### Description of the task
Write the data out again, character for character, with no images.

━━━━━ Provided material

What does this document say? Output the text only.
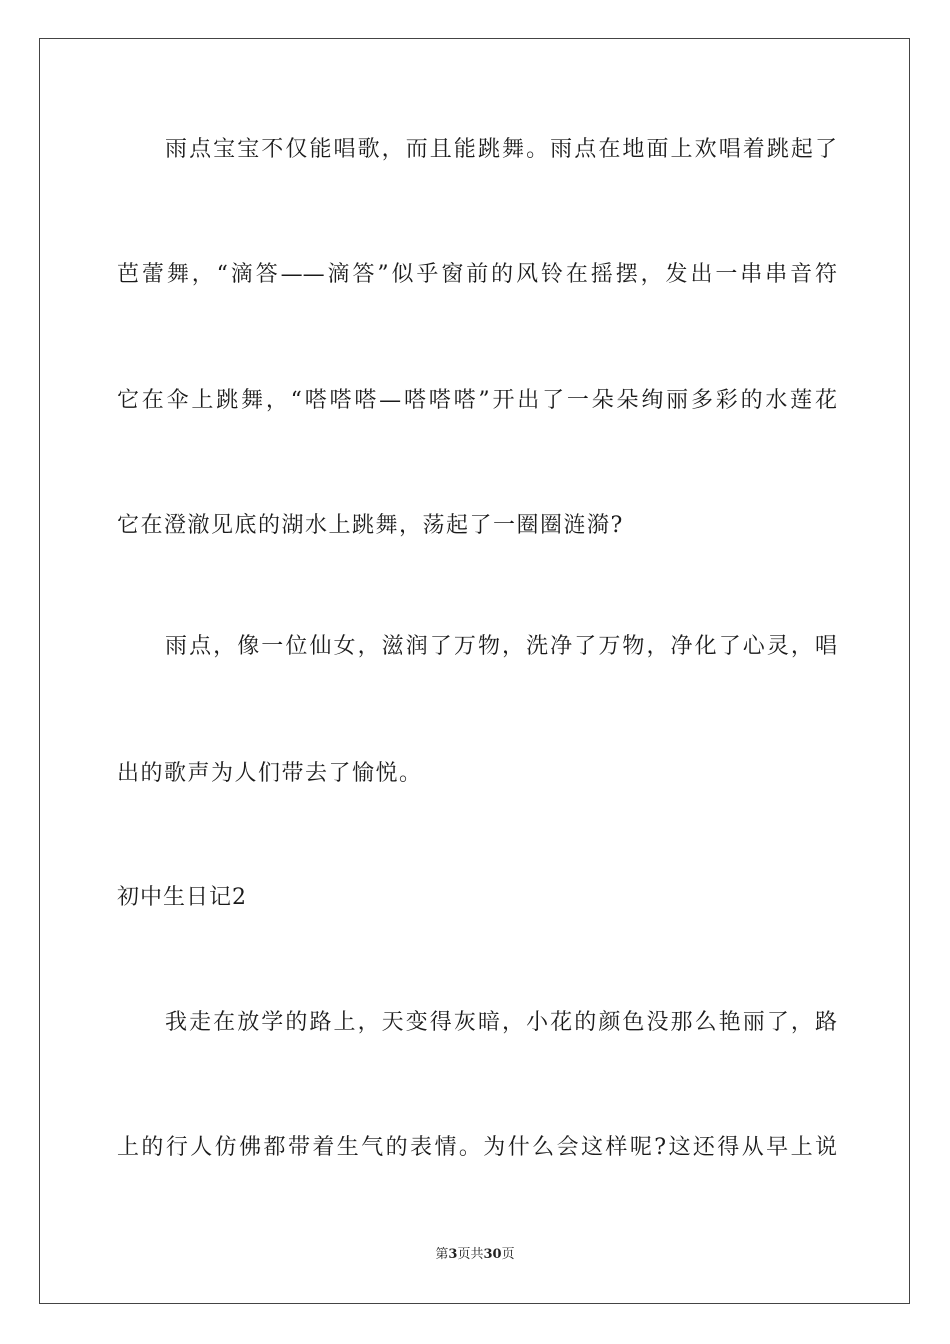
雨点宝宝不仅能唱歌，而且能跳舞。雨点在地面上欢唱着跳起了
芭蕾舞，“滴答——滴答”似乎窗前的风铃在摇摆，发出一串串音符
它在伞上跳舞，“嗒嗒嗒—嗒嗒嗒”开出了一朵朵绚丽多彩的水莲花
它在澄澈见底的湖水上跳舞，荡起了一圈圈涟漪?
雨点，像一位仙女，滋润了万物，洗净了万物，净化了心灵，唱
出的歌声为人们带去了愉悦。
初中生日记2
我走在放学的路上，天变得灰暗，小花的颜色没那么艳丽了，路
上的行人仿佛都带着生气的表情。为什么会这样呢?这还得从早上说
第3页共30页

━━━━━━━━━━

### Result for this task
What does this document say? Output the text only.
雨点宝宝不仅能唱歌，而且能跳舞。雨点在地面上欢唱着跳起了
芭蕾舞，“滴答——滴答”似乎窗前的风铃在摇摆，发出一串串音符
它在伞上跳舞，“嗒嗒嗒—嗒嗒嗒”开出了一朵朵绚丽多彩的水莲花
它在澄澈见底的湖水上跳舞，荡起了一圈圈涟漪?
雨点，像一位仙女，滋润了万物，洗净了万物，净化了心灵，唱
出的歌声为人们带去了愉悦。
初中生日记2
我走在放学的路上，天变得灰暗，小花的颜色没那么艳丽了，路
上的行人仿佛都带着生气的表情。为什么会这样呢?这还得从早上说
第3页共30页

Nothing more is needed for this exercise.